> [Required work]: Could you write out every record below exactly, leaving out any pictures?

[Dataset entries on figures]
──────

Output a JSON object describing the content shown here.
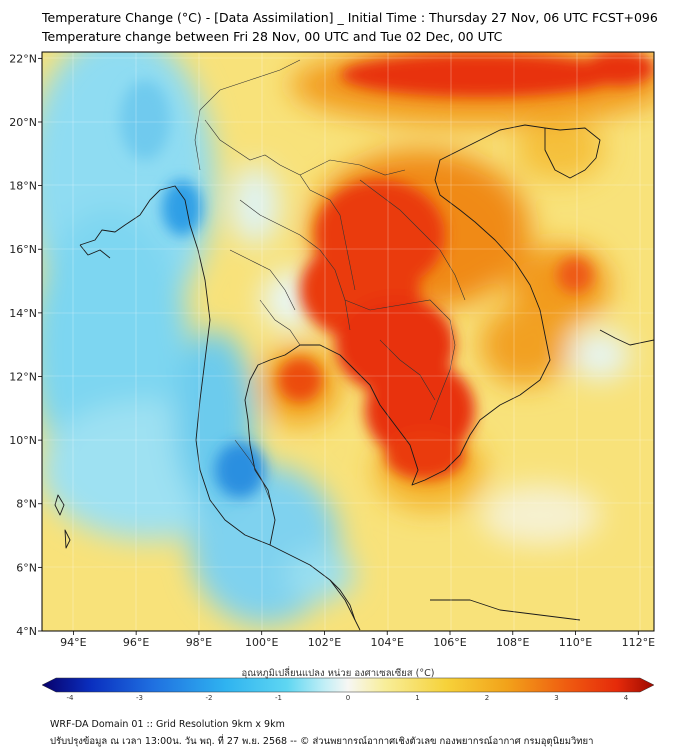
{
  "header": {
    "title_line1": "Temperature Change (°C) - [Data Assimilation] _ Initial Time : Thursday 27 Nov, 06 UTC FCST+096",
    "title_line2": "Temperature change between Fri 28 Nov, 00 UTC and Tue 02 Dec, 00 UTC"
  },
  "map": {
    "lat_labels": [
      "22°N",
      "20°N",
      "18°N",
      "16°N",
      "14°N",
      "12°N",
      "10°N",
      "8°N",
      "6°N",
      "4°N"
    ],
    "lon_labels": [
      "94°E",
      "96°E",
      "98°E",
      "100°E",
      "102°E",
      "104°E",
      "106°E",
      "108°E",
      "110°E",
      "112°E"
    ],
    "lat_range": [
      4,
      22.2
    ],
    "lon_range": [
      93,
      112.5
    ]
  },
  "colorbar": {
    "label": "อุณหภูมิเปลี่ยนแปลง หน่วย องศาเซลเซียส (°C)",
    "ticks": [
      "-4",
      "-3",
      "-2",
      "-1",
      "0",
      "1",
      "2",
      "3",
      "4"
    ],
    "min": -4,
    "max": 4,
    "colors": [
      "#08006a",
      "#0a2fbf",
      "#1f6fe0",
      "#2fb3f0",
      "#5ed6f2",
      "#bfeef6",
      "#f7f7f4",
      "#f8ee9a",
      "#f6d23a",
      "#f2a21a",
      "#ef5a10",
      "#e52a0a",
      "#9e0a00"
    ]
  },
  "footer": {
    "line1": "WRF-DA Domain 01 :: Grid Resolution 9km x 9km",
    "line2": "ปรับปรุงข้อมูล ณ เวลา 13:00น. วัน พฤ. ที่ 27 พ.ย. 2568 -- © ส่วนพยากรณ์อากาศเชิงตัวเลข กองพยากรณ์อากาศ กรมอุตุนิยมวิทยา"
  }
}
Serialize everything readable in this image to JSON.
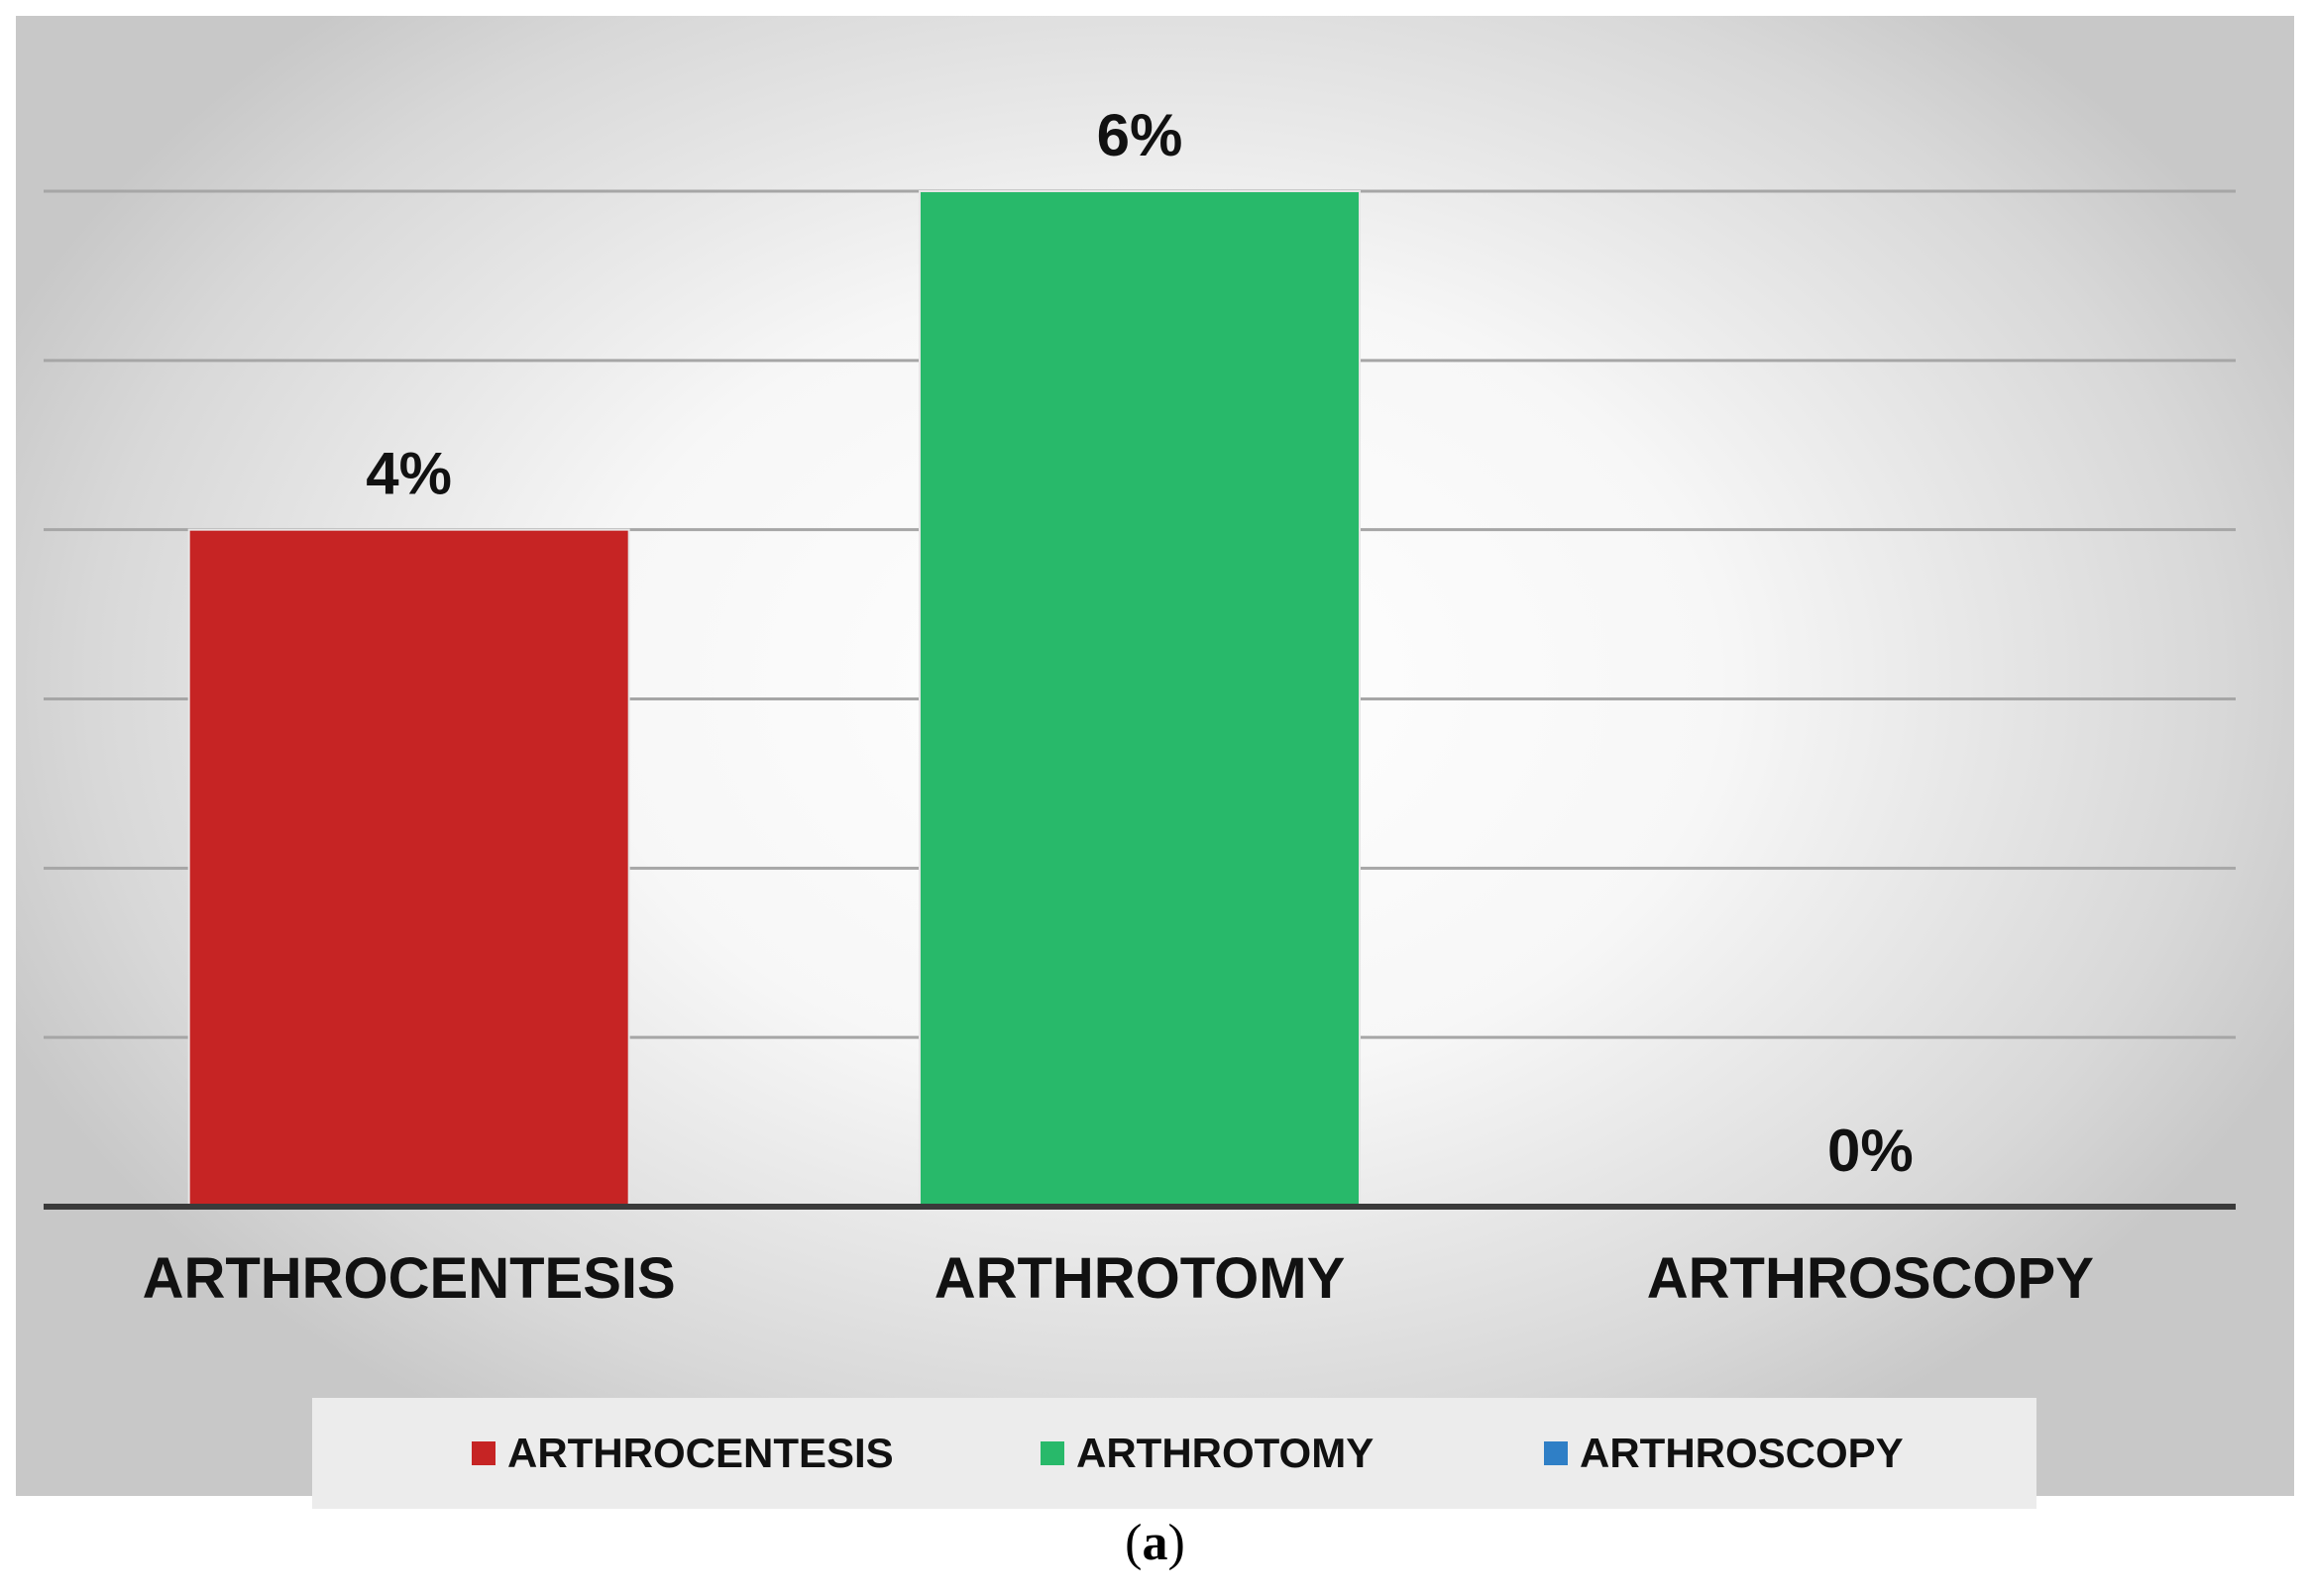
{
  "chart_data": {
    "type": "bar",
    "categories": [
      "ARTHROCENTESIS",
      "ARTHROTOMY",
      "ARTHROSCOPY"
    ],
    "values": [
      4,
      6,
      0
    ],
    "value_labels": [
      "4%",
      "6%",
      "0%"
    ],
    "colors": [
      "#c62424",
      "#28b96a",
      "#2f7fc6"
    ],
    "ylim": [
      0,
      6
    ],
    "gridlines": [
      1,
      2,
      3,
      4,
      5,
      6
    ],
    "grid": true,
    "legend": {
      "placement": "bottom",
      "entries": [
        "ARTHROCENTESIS",
        "ARTHROTOMY",
        "ARTHROSCOPY"
      ]
    },
    "title": "",
    "xlabel": "",
    "ylabel": ""
  },
  "caption": {
    "open": "(",
    "letter": "a",
    "close": ")"
  }
}
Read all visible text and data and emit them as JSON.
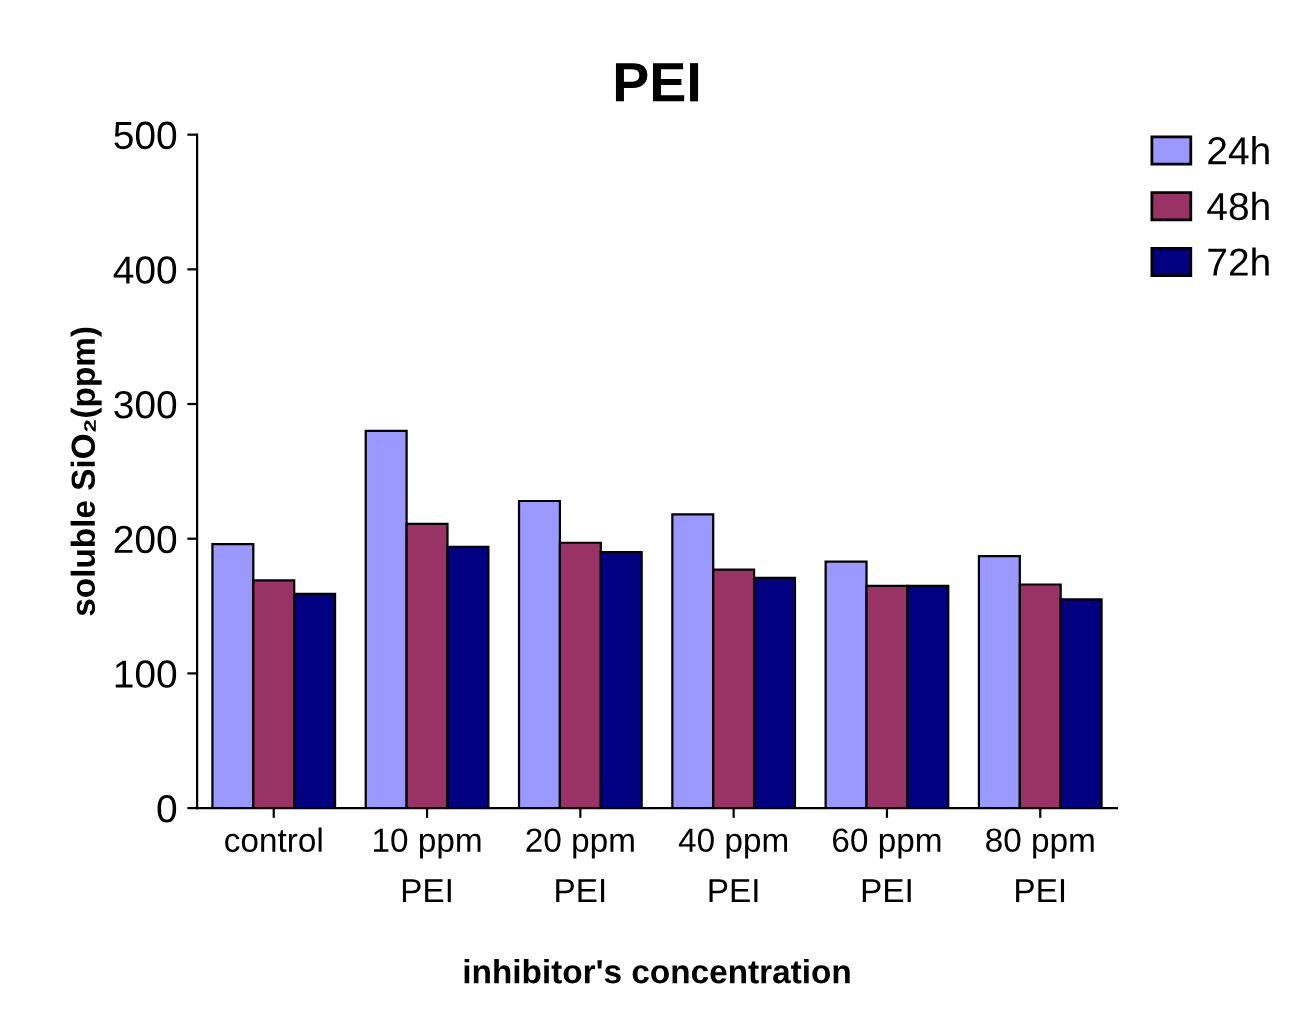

──────

> [Written reply]:
Output a JSON object describing the content shown here.
{
  "header": {
    "title_line1": "Temperature Change (°C) - [Data Assimilation] _ Initial Time : Thursday 27 Nov, 06 UTC FCST+096",
    "title_line2": "Temperature change between Fri 28 Nov, 00 UTC and Tue 02 Dec, 00 UTC"
  },
  "map": {
    "lat_labels": [
      "22°N",
      "20°N",
      "18°N",
      "16°N",
      "14°N",
      "12°N",
      "10°N",
      "8°N",
      "6°N",
      "4°N"
    ],
    "lon_labels": [
      "94°E",
      "96°E",
      "98°E",
      "100°E",
      "102°E",
      "104°E",
      "106°E",
      "108°E",
      "110°E",
      "112°E"
    ],
    "lat_range": [
      4,
      22.2
    ],
    "lon_range": [
      93,
      112.5
    ]
  },
  "colorbar": {
    "label": "อุณหภูมิเปลี่ยนแปลง หน่วย องศาเซลเซียส (°C)",
    "ticks": [
      "-4",
      "-3",
      "-2",
      "-1",
      "0",
      "1",
      "2",
      "3",
      "4"
    ],
    "min": -4,
    "max": 4,
    "colors": [
      "#08006a",
      "#0a2fbf",
      "#1f6fe0",
      "#2fb3f0",
      "#5ed6f2",
      "#bfeef6",
      "#f7f7f4",
      "#f8ee9a",
      "#f6d23a",
      "#f2a21a",
      "#ef5a10",
      "#e52a0a",
      "#9e0a00"
    ]
  },
  "footer": {
    "line1": "WRF-DA Domain 01 :: Grid Resolution 9km x 9km",
    "line2": "ปรับปรุงข้อมูล ณ เวลา 13:00น. วัน พฤ. ที่ 27 พ.ย. 2568 -- © ส่วนพยากรณ์อากาศเชิงตัวเลข กองพยากรณ์อากาศ กรมอุตุนิยมวิทยา"
  }
}
Serialize everything readable in this image to JSON.
{
  "chart_data": {
    "type": "bar",
    "categories": [
      "ARTHROCENTESIS",
      "ARTHROTOMY",
      "ARTHROSCOPY"
    ],
    "values": [
      4,
      6,
      0
    ],
    "value_labels": [
      "4%",
      "6%",
      "0%"
    ],
    "colors": [
      "#c62424",
      "#28b96a",
      "#2f7fc6"
    ],
    "ylim": [
      0,
      6
    ],
    "gridlines": [
      1,
      2,
      3,
      4,
      5,
      6
    ],
    "grid": true,
    "legend": {
      "placement": "bottom",
      "entries": [
        "ARTHROCENTESIS",
        "ARTHROTOMY",
        "ARTHROSCOPY"
      ]
    },
    "title": "",
    "xlabel": "",
    "ylabel": ""
  },
  "caption": {
    "open": "(",
    "letter": "a",
    "close": ")"
  }
}
Read all visible text and data and emit them as JSON.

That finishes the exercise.